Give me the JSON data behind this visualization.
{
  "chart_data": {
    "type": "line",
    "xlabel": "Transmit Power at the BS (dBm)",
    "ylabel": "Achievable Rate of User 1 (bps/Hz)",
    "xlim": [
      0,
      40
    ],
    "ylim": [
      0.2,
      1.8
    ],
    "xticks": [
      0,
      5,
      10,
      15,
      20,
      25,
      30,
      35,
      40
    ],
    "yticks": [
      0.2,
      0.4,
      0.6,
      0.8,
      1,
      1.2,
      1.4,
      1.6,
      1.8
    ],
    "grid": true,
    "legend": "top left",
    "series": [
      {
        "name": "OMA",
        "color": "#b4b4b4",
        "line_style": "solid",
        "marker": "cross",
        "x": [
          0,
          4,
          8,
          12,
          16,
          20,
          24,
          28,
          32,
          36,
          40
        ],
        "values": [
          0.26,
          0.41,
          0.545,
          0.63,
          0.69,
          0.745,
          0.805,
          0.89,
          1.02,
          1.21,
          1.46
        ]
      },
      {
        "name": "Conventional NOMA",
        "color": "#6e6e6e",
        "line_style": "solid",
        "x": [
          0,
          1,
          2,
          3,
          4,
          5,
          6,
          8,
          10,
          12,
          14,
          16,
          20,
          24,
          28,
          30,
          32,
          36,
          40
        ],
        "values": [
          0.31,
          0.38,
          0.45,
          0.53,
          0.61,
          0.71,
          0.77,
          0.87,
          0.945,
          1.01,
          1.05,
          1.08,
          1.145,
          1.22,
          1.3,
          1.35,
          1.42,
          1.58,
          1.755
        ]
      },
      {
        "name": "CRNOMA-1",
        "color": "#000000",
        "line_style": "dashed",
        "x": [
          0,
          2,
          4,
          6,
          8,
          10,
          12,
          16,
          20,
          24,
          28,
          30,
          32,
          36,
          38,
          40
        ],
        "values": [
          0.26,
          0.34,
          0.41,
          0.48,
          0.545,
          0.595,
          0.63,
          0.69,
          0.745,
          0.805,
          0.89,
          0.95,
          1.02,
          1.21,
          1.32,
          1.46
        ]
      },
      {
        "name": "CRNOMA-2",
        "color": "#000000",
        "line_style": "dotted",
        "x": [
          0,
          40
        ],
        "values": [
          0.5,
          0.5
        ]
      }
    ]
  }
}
----
### WHAT TO PRODUCE
Using the exact wording, write out all of the records.

### REPLY TO THE TASK
Give me the JSON data behind this visualization.
{
  "chart_data": {
    "type": "line",
    "xlabel": "Transmit Power at the BS (dBm)",
    "ylabel": "Achievable Rate of User 1 (bps/Hz)",
    "xlim": [
      0,
      40
    ],
    "ylim": [
      0.2,
      1.8
    ],
    "xticks": [
      0,
      5,
      10,
      15,
      20,
      25,
      30,
      35,
      40
    ],
    "yticks": [
      0.2,
      0.4,
      0.6,
      0.8,
      1,
      1.2,
      1.4,
      1.6,
      1.8
    ],
    "grid": true,
    "legend": "top left",
    "series": [
      {
        "name": "OMA",
        "color": "#b4b4b4",
        "line_style": "solid",
        "marker": "cross",
        "x": [
          0,
          4,
          8,
          12,
          16,
          20,
          24,
          28,
          32,
          36,
          40
        ],
        "values": [
          0.26,
          0.41,
          0.545,
          0.63,
          0.69,
          0.745,
          0.805,
          0.89,
          1.02,
          1.21,
          1.46
        ]
      },
      {
        "name": "Conventional NOMA",
        "color": "#6e6e6e",
        "line_style": "solid",
        "x": [
          0,
          1,
          2,
          3,
          4,
          5,
          6,
          8,
          10,
          12,
          14,
          16,
          20,
          24,
          28,
          30,
          32,
          36,
          40
        ],
        "values": [
          0.31,
          0.38,
          0.45,
          0.53,
          0.61,
          0.71,
          0.77,
          0.87,
          0.945,
          1.01,
          1.05,
          1.08,
          1.145,
          1.22,
          1.3,
          1.35,
          1.42,
          1.58,
          1.755
        ]
      },
      {
        "name": "CRNOMA-1",
        "color": "#000000",
        "line_style": "dashed",
        "x": [
          0,
          2,
          4,
          6,
          8,
          10,
          12,
          16,
          20,
          24,
          28,
          30,
          32,
          36,
          38,
          40
        ],
        "values": [
          0.26,
          0.34,
          0.41,
          0.48,
          0.545,
          0.595,
          0.63,
          0.69,
          0.745,
          0.805,
          0.89,
          0.95,
          1.02,
          1.21,
          1.32,
          1.46
        ]
      },
      {
        "name": "CRNOMA-2",
        "color": "#000000",
        "line_style": "dotted",
        "x": [
          0,
          40
        ],
        "values": [
          0.5,
          0.5
        ]
      }
    ]
  }
}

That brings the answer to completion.